====== Text passage

All cases of alcohol abuse or addiction developed after the trauma, according to the reports of the patients in our sample. Alcohol abuse is common in patients with PTSD [33].

Women were significantly overrepresented in the PTSD group. Given the high number of sexual assaults, all of which did not happen within army settings or under war conditions, the gender specificity may partly be explained by an increased risk of sexual traumatization in women. However, it is not possible to determine whether early sexual assault significantly increased the risk of PTSD in our sample, as a comparison with an age-matched sample of non-army women is lacking. The available evidence from other studies suggests that the sex difference is not due the higher occurrence of sexual assault among females, prior traumatic experiences, preexisting depression or anxiety disorder, or sex-related bias in reporting [9, 26].

The percentage of non-commissioned officers was significantly higher, and the percentage of privates was lower than in the whole Bundeswehr, whereas the percentage of officers was not higher than expected. This is in contrast to other investigations, in which privates had a higher risk than staff sergeants and officers [68]. Secondary school graduates were more frequent in the clinical sample, whereas high school and primary school graduates were a little less frequent than in the whole Bundeswehr. This is partly in contrast to other investigations, in which higher education level and higher cognitive ability were associated with a lower odds ratio for PTSD [68]. We do not have a plausible explanation for this finding of higher PTBS rates in middle-ranked soldiers or in probands with medium-level education.

In the present study, PTSD treatment followed a naturalistic setting. EMDR was used in the majority of patients (87.2%). Debriefing, which nowadays is seen as an obsolete method because it even can increase the risk of the development of PTSD in traumatized persons, was applied in two cases directly after an impact in Afghanistan. Drug therapy was only applied in 18.8% of the patients. This is in contrast to other investigations with traumatized soldiers. For example, 80% of PTSD patients treated by the US Veteran’s Administration received psychotropic medication, mostly with antidepressants and less frequently with sedative drugs or antipsychotics [48]. Some patients in the present sample did not receive drugs that were shown to be effective in PTSD [4], and doses were too low or were not uptitrated the maximum recommended doses, which is suggested for unresponsive cases of PTSD.

============
====== Record excerpts

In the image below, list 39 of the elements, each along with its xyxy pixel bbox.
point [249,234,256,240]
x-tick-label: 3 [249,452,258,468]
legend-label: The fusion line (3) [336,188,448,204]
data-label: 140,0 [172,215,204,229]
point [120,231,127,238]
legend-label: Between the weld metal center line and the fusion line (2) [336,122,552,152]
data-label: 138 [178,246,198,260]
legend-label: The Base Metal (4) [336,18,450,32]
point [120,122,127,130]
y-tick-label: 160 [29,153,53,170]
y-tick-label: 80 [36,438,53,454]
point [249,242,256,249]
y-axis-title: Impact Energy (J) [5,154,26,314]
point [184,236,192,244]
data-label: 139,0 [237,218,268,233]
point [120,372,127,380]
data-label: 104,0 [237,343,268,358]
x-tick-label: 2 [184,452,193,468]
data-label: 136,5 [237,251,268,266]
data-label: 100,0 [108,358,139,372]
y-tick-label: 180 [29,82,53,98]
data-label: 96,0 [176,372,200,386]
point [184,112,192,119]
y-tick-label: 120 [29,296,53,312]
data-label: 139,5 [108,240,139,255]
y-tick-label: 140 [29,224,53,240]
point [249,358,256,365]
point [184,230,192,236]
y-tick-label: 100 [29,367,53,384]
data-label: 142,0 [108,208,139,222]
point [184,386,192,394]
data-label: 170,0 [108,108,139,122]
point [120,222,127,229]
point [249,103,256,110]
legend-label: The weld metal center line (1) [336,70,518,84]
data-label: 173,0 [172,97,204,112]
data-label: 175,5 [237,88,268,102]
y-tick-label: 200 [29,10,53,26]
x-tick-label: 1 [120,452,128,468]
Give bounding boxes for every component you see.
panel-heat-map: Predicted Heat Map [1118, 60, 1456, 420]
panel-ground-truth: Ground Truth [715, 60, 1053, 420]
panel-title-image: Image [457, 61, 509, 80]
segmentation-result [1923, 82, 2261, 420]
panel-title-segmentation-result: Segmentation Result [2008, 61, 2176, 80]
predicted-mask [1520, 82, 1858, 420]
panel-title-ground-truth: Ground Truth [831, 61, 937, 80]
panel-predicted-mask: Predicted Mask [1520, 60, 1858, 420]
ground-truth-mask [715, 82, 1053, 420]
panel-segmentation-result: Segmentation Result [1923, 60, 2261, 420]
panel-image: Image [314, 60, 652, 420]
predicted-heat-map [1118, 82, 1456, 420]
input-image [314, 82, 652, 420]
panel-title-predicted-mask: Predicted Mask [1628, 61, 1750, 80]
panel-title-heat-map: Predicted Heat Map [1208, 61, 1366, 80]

============

What this exercise asks:
A. Reproduce everything in the PTSD discussion passage from "Women were significantly" down to "reporting [9, 26].", changing "overrepresented" to "disproportionately represented".
B. Answer these questions using the PTSD discussion passage:
(i) According to the patients' reports, when did all cases of alcohol abuse or addiction develop?
(ii) Which rank group's percentage was not higher than expected compared with the whole Bundeswehr?
(iii) What percentage of patients were treated with EMDR?
C. Summarize the PTSD discussion passage in two sentences.

Solutions below:
A.
Women were significantly disproportionately represented in the PTSD group. Given the high number of sexual assaults, all of which did not happen within army settings or under war conditions, the gender specificity may partly be explained by an increased risk of sexual traumatization in women. However, it is not possible to determine whether early sexual assault significantly increased the risk of PTSD in our sample, as a comparison with an age-matched sample of non-army women is lacking. The available evidence from other studies suggests that the sex difference is not due the higher occurrence of sexual assault among females, prior traumatic experiences, preexisting depression or anxiety disorder, or sex-related bias in reporting [9, 26].

B.
(i) After the trauma.
(ii) Officers.
(iii) 87.2%.

C. Women, non-commissioned officers, and secondary school graduates were overrepresented in the PTSD group, and all cases of alcohol abuse or addiction developed after the trauma. Treatment followed a naturalistic setting, with EMDR used in 87.2% of patients and drug therapy in only 18.8%, which contrasts with other investigations of traumatized soldiers.